Stored data:
-*-

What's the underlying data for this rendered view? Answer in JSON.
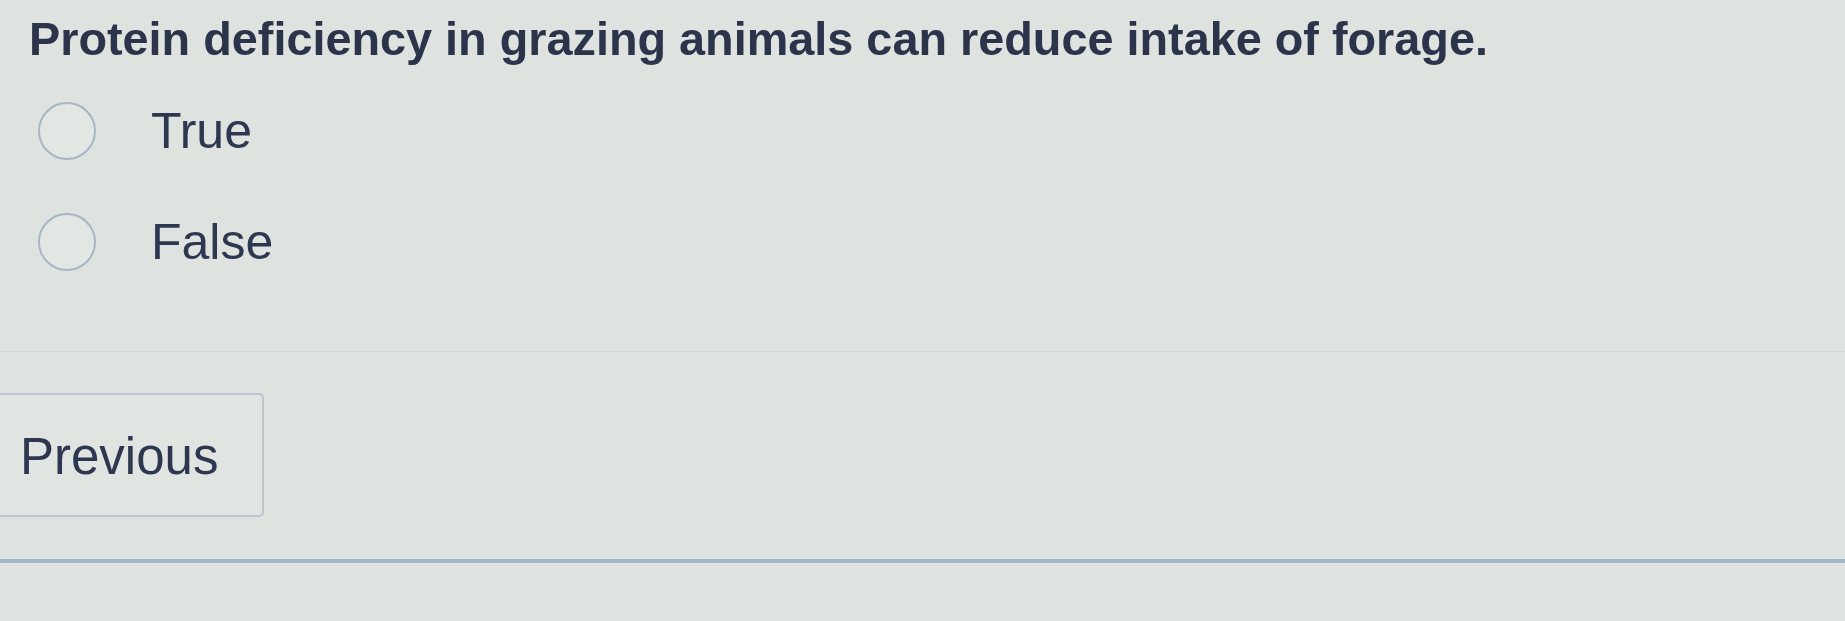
{
  "question": {
    "text": "Protein deficiency in grazing animals can reduce intake of forage."
  },
  "options": [
    {
      "label": "True",
      "selected": false
    },
    {
      "label": "False",
      "selected": false
    }
  ],
  "navigation": {
    "previous_button": "Previous"
  }
}
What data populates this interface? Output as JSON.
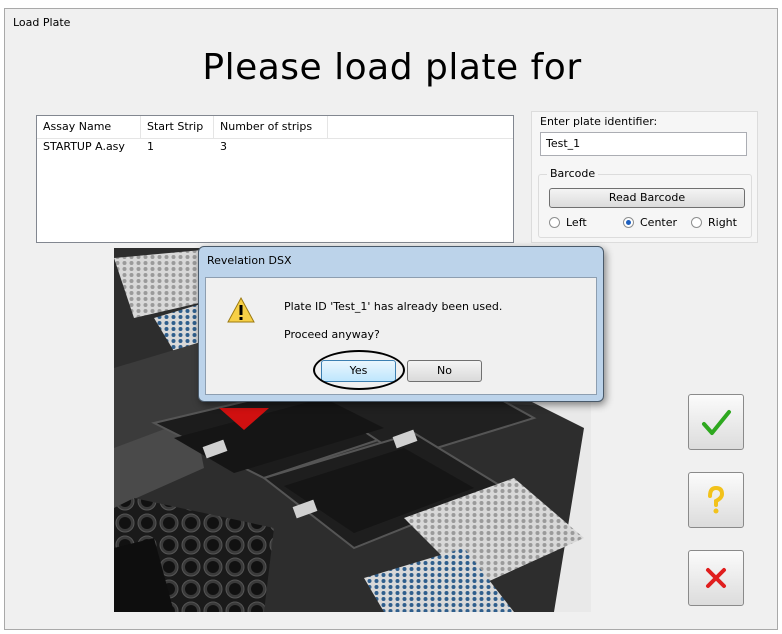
{
  "window": {
    "title": "Load Plate"
  },
  "heading": "Please load plate for",
  "assay_table": {
    "columns": [
      "Assay Name",
      "Start Strip",
      "Number of strips"
    ],
    "rows": [
      [
        "STARTUP A.asy",
        "1",
        "3"
      ]
    ]
  },
  "plate_id": {
    "label": "Enter plate identifier:",
    "value": "Test_1"
  },
  "barcode": {
    "group_label": "Barcode",
    "read_button": "Read Barcode",
    "options": [
      "Left",
      "Center",
      "Right"
    ],
    "selected": "Center"
  },
  "side_buttons": [
    {
      "name": "confirm",
      "icon": "check-icon",
      "color": "#2ea81f"
    },
    {
      "name": "help",
      "icon": "question-icon",
      "color": "#f2c21b"
    },
    {
      "name": "cancel",
      "icon": "close-icon",
      "color": "#e01e1e"
    }
  ],
  "dialog": {
    "title": "Revelation DSX",
    "message": "Plate ID 'Test_1' has already been used.",
    "question": "Proceed anyway?",
    "yes_label": "Yes",
    "no_label": "No",
    "icon": "warning-icon"
  }
}
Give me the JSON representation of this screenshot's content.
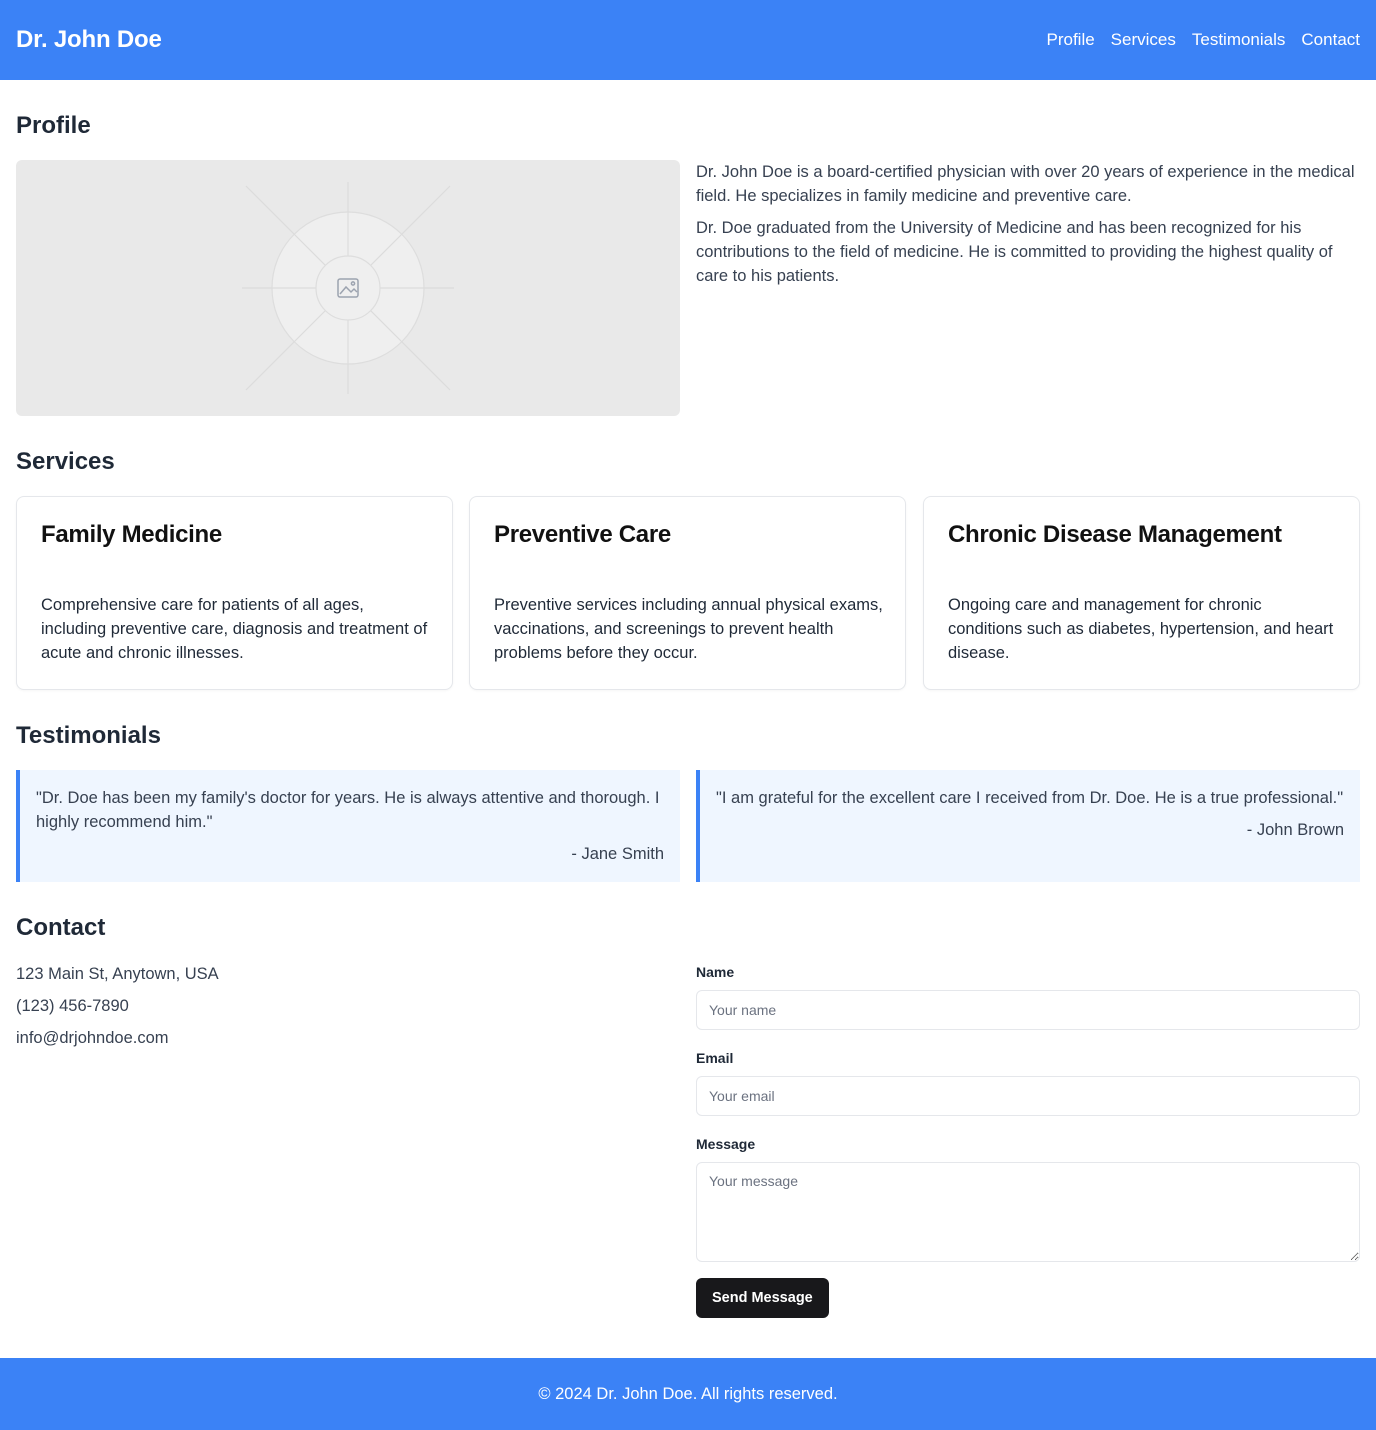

-*-

> _YOUR INSTRUCTIONS_
Identify every line above that includes the word "icon", and show those lines.

> _RESPONSE AREA_
      "icon": "check-icon",
      "icon": "question-icon",
      "icon": "close-icon",
    "icon": "warning-icon"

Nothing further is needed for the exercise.